_THE PROBLEM_. Extract each line holding the word "with" from the entries.

[Begin]

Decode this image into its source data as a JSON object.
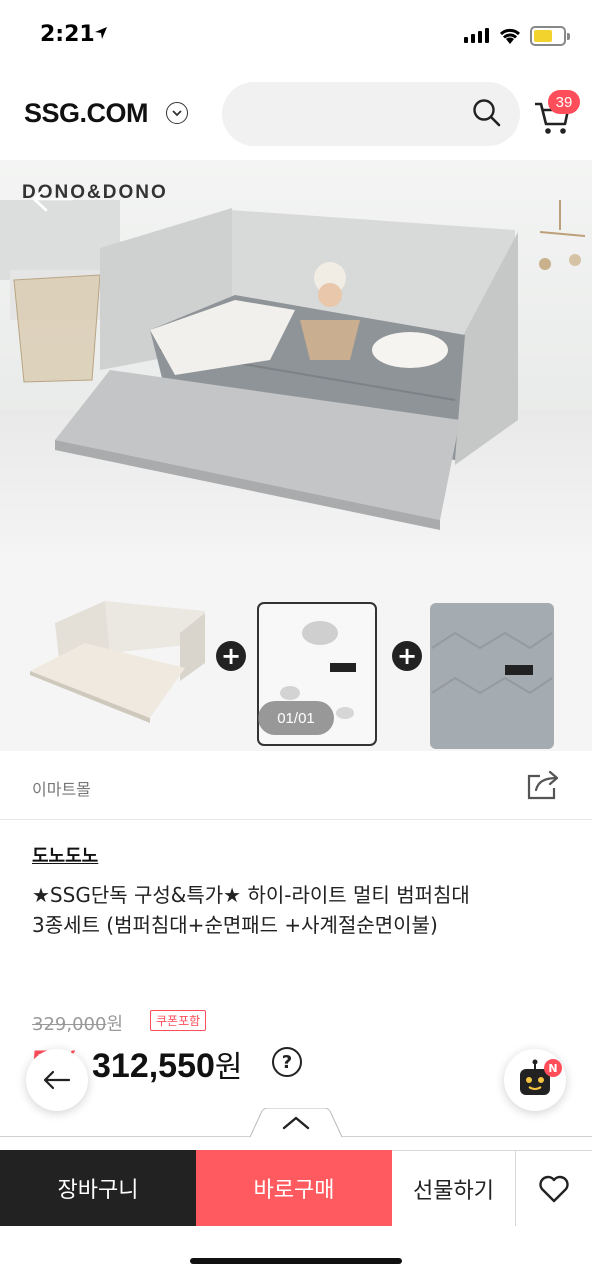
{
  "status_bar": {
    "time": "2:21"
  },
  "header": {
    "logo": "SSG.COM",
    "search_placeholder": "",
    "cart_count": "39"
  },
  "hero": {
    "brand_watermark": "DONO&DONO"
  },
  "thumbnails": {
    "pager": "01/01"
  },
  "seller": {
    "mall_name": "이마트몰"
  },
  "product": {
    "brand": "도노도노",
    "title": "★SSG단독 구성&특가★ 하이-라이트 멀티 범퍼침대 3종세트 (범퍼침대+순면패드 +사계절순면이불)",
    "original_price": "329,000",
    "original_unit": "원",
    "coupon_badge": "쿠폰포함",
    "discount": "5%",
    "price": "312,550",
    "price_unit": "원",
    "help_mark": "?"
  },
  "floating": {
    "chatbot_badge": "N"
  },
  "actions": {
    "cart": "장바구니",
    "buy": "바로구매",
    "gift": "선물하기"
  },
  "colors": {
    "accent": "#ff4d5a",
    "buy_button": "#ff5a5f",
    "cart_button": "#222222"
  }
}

[End]
[Begin]

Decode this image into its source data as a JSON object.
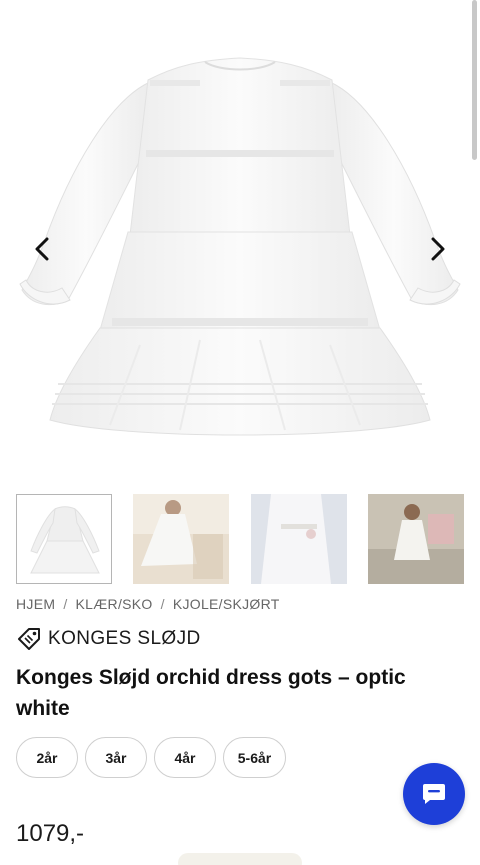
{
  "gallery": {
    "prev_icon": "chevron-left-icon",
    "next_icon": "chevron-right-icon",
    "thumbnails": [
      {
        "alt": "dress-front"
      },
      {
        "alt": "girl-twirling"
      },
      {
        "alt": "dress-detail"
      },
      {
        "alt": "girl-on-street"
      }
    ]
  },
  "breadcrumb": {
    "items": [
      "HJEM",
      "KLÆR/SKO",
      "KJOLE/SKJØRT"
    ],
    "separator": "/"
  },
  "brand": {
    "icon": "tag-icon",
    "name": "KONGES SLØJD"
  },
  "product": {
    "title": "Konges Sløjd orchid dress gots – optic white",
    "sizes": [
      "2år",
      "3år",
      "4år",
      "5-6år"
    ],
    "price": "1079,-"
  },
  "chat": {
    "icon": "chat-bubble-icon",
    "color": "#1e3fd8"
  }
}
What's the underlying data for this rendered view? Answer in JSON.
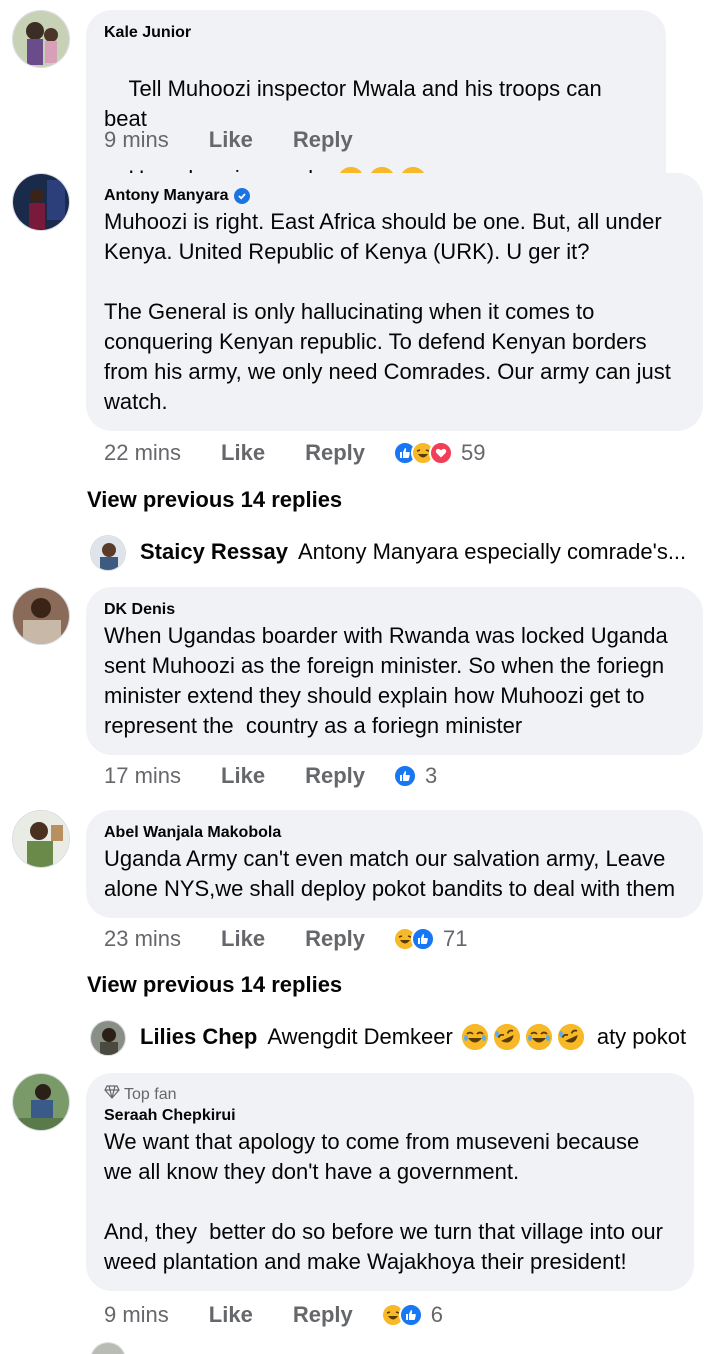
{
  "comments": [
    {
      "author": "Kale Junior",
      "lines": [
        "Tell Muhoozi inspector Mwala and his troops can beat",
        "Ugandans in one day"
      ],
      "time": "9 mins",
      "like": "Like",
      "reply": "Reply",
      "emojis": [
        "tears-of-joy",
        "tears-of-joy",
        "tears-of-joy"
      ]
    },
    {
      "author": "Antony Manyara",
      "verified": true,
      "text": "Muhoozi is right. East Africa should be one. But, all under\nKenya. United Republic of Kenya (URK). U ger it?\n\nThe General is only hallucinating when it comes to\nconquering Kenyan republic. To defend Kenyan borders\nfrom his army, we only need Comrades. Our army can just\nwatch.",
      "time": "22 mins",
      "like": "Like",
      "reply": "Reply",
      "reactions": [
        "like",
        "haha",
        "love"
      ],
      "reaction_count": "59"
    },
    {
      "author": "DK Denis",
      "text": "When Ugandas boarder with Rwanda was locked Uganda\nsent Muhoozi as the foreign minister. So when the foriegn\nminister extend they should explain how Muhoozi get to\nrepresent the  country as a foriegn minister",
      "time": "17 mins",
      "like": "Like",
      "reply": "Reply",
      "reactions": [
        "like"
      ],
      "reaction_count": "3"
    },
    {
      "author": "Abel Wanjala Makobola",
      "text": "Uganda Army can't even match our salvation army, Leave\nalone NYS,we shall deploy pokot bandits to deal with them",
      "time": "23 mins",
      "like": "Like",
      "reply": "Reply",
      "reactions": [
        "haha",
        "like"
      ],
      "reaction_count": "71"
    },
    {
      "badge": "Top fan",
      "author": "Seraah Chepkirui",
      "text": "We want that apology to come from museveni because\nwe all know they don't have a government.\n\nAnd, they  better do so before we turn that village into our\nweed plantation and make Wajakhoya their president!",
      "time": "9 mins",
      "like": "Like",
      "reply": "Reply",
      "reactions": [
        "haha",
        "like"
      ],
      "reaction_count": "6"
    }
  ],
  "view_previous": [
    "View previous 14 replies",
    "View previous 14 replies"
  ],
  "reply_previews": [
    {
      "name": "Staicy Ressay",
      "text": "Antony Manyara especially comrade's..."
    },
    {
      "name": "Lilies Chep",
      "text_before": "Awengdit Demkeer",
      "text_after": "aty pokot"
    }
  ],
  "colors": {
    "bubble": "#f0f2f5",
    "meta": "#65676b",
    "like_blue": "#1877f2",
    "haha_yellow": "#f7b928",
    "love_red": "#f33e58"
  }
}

[End]

_RESPONSE TO THE EXERCISE_.
      "text": "When Ugandas boarder with Rwanda was locked Uganda\nsent Muhoozi as the foreign minister. So when the foriegn\nminister extend they should explain how Muhoozi get to\nrepresent the  country as a foriegn minister",
      "text": "Uganda Army can't even match our salvation army, Leave\nalone NYS,we shall deploy pokot bandits to deal with them",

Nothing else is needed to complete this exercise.